— Saved entries —
____________

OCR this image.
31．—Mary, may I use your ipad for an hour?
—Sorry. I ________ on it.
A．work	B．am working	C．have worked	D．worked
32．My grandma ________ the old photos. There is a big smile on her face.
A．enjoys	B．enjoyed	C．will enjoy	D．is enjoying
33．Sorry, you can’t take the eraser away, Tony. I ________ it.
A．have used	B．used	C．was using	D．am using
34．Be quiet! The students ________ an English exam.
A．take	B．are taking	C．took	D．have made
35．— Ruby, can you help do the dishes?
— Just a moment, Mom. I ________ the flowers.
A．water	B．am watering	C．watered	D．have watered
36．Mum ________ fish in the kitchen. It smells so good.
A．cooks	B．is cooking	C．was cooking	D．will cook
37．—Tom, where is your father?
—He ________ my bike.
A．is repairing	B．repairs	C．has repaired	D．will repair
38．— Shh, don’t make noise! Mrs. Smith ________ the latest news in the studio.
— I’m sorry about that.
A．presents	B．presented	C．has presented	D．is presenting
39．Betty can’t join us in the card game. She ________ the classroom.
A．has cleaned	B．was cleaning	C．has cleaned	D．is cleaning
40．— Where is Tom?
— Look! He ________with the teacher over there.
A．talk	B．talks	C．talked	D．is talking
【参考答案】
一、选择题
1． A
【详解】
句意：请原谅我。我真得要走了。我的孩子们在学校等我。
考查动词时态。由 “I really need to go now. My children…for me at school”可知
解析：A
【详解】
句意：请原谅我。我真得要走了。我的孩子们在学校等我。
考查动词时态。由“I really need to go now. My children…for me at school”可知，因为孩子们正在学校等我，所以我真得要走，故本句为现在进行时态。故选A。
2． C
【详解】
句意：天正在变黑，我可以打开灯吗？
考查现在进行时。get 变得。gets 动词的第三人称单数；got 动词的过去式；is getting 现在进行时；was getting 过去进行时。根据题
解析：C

____________

— TASK OBJECTIVE —
List every line in the records above that contains the word "really".

— RESPONSE —
考查动词时态。由 “I really need to go now. My children…for me at school”可知
考查动词时态。由“I really need to go now. My children…for me at school”可知，因为孩子们正在学校等我，所以我真得要走，故本句为现在进行时态。故选A。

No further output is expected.